** start of RECORDS FOR THIS EXERCISE **

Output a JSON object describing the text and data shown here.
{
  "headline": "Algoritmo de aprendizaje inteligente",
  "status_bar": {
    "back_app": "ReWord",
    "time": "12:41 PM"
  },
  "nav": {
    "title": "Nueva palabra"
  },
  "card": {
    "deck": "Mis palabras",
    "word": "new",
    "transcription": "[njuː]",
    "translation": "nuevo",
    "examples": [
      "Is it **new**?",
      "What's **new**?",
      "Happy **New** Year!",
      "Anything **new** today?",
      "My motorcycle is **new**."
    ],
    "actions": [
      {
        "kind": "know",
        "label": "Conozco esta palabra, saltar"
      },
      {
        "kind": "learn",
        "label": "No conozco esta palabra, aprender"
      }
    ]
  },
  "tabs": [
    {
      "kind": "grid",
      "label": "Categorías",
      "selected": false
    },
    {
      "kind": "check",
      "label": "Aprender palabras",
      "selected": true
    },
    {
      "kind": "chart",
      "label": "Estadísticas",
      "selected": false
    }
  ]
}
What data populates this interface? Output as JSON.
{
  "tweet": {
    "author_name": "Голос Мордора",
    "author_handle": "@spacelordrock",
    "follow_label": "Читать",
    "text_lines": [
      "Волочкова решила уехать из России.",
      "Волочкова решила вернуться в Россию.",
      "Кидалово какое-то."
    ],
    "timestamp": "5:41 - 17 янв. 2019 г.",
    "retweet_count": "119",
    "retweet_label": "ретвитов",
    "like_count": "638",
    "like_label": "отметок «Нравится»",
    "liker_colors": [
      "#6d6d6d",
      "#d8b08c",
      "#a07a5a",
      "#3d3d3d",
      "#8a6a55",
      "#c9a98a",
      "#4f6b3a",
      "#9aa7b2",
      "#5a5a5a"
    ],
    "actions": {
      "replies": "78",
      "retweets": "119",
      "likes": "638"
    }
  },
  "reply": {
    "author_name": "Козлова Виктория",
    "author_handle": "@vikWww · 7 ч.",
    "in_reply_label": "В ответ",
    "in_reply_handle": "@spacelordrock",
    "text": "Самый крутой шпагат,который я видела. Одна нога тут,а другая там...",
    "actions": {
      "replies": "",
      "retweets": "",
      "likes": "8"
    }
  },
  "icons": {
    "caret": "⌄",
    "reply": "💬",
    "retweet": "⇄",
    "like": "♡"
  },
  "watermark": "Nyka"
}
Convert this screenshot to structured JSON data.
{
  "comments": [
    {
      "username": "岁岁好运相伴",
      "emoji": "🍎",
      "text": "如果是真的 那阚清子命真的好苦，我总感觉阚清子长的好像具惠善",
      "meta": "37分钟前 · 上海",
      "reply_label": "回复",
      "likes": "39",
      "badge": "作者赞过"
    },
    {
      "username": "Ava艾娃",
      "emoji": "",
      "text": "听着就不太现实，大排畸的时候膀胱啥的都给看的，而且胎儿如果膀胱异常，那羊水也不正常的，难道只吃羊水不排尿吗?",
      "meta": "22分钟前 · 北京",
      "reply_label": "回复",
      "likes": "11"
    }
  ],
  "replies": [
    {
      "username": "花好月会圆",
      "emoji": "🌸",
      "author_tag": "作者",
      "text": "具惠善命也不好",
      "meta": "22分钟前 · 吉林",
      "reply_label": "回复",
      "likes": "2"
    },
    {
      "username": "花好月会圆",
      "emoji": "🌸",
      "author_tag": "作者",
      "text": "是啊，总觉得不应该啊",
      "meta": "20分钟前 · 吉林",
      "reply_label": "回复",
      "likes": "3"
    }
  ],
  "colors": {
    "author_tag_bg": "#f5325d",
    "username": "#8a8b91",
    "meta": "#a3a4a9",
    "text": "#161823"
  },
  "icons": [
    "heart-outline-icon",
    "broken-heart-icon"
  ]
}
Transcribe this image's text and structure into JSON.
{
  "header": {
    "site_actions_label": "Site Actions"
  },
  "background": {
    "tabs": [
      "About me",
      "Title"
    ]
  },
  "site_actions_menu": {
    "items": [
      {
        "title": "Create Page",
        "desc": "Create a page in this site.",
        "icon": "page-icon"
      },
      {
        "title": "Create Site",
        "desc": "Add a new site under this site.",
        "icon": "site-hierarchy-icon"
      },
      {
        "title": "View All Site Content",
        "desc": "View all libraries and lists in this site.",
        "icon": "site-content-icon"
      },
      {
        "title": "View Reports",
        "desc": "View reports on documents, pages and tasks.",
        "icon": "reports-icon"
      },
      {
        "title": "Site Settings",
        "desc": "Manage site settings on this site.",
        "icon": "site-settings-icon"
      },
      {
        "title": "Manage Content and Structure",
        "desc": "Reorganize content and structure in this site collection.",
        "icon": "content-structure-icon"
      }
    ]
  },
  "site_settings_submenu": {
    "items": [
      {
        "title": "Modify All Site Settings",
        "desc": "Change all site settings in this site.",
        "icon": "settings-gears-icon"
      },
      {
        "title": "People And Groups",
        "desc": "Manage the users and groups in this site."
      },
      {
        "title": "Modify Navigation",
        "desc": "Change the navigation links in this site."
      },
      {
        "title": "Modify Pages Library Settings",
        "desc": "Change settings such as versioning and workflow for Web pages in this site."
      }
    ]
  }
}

** end of RECORDS FOR THIS EXERCISE **

TASK REQUIREMENTS »
Pull out every line in the material above where "решила" occurs.

ANSWER TO THE PROBLEM »
      "Волочкова решила уехать из России.",
      "Волочкова решила вернуться в Россию.",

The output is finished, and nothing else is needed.